(Rows from a figure dataset)
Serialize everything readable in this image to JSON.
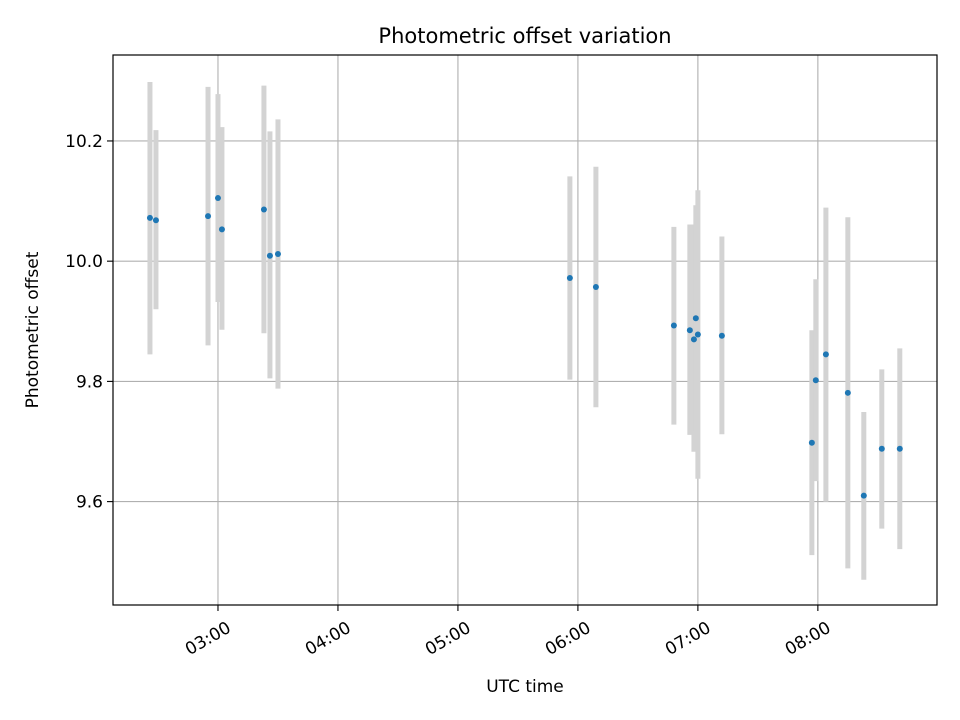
{
  "chart_data": {
    "type": "scatter",
    "title": "Photometric offset variation",
    "xlabel": "UTC time",
    "ylabel": "Photometric offset",
    "x_unit": "hours UTC",
    "xlim": [
      2.125,
      8.993
    ],
    "ylim": [
      9.428,
      10.343
    ],
    "grid": true,
    "x_ticks": [
      {
        "value": 3,
        "label": "03:00"
      },
      {
        "value": 4,
        "label": "04:00"
      },
      {
        "value": 5,
        "label": "05:00"
      },
      {
        "value": 6,
        "label": "06:00"
      },
      {
        "value": 7,
        "label": "07:00"
      },
      {
        "value": 8,
        "label": "08:00"
      }
    ],
    "y_ticks": [
      {
        "value": 9.6,
        "label": "9.6"
      },
      {
        "value": 9.8,
        "label": "9.8"
      },
      {
        "value": 10.0,
        "label": "10.0"
      },
      {
        "value": 10.2,
        "label": "10.2"
      }
    ],
    "marker_color": "#1f77b4",
    "errorbar_color": "#d3d3d3",
    "points": [
      {
        "x": 2.433,
        "y": 10.072,
        "yerr_low": 9.845,
        "yerr_high": 10.298
      },
      {
        "x": 2.483,
        "y": 10.068,
        "yerr_low": 9.92,
        "yerr_high": 10.218
      },
      {
        "x": 2.917,
        "y": 10.075,
        "yerr_low": 9.86,
        "yerr_high": 10.29
      },
      {
        "x": 3.0,
        "y": 10.105,
        "yerr_low": 9.932,
        "yerr_high": 10.278
      },
      {
        "x": 3.033,
        "y": 10.053,
        "yerr_low": 9.886,
        "yerr_high": 10.223
      },
      {
        "x": 3.383,
        "y": 10.086,
        "yerr_low": 9.88,
        "yerr_high": 10.292
      },
      {
        "x": 3.433,
        "y": 10.009,
        "yerr_low": 9.805,
        "yerr_high": 10.216
      },
      {
        "x": 3.5,
        "y": 10.012,
        "yerr_low": 9.788,
        "yerr_high": 10.236
      },
      {
        "x": 5.933,
        "y": 9.972,
        "yerr_low": 9.803,
        "yerr_high": 10.141
      },
      {
        "x": 6.15,
        "y": 9.957,
        "yerr_low": 9.757,
        "yerr_high": 10.157
      },
      {
        "x": 6.8,
        "y": 9.893,
        "yerr_low": 9.728,
        "yerr_high": 10.057
      },
      {
        "x": 6.933,
        "y": 9.885,
        "yerr_low": 9.711,
        "yerr_high": 10.061
      },
      {
        "x": 6.967,
        "y": 9.87,
        "yerr_low": 9.683,
        "yerr_high": 10.061
      },
      {
        "x": 6.983,
        "y": 9.905,
        "yerr_low": 9.717,
        "yerr_high": 10.093
      },
      {
        "x": 7.0,
        "y": 9.878,
        "yerr_low": 9.638,
        "yerr_high": 10.118
      },
      {
        "x": 7.2,
        "y": 9.876,
        "yerr_low": 9.712,
        "yerr_high": 10.041
      },
      {
        "x": 7.95,
        "y": 9.698,
        "yerr_low": 9.511,
        "yerr_high": 9.885
      },
      {
        "x": 7.983,
        "y": 9.802,
        "yerr_low": 9.634,
        "yerr_high": 9.97
      },
      {
        "x": 8.067,
        "y": 9.845,
        "yerr_low": 9.6,
        "yerr_high": 10.089
      },
      {
        "x": 8.25,
        "y": 9.781,
        "yerr_low": 9.489,
        "yerr_high": 10.073
      },
      {
        "x": 8.383,
        "y": 9.61,
        "yerr_low": 9.47,
        "yerr_high": 9.749
      },
      {
        "x": 8.533,
        "y": 9.688,
        "yerr_low": 9.555,
        "yerr_high": 9.82
      },
      {
        "x": 8.683,
        "y": 9.688,
        "yerr_low": 9.521,
        "yerr_high": 9.855
      }
    ]
  }
}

> [YOUR GOAL] Pick out every line above that contains the word "value" and copy it.

> [CORRECT RESPONSE]
        "value": 3,
        "value": 4,
        "value": 5,
        "value": 6,
        "value": 7,
        "value": 8,
        "value": 9.6,
        "value": 9.8,
        "value": 10.0,
        "value": 10.2,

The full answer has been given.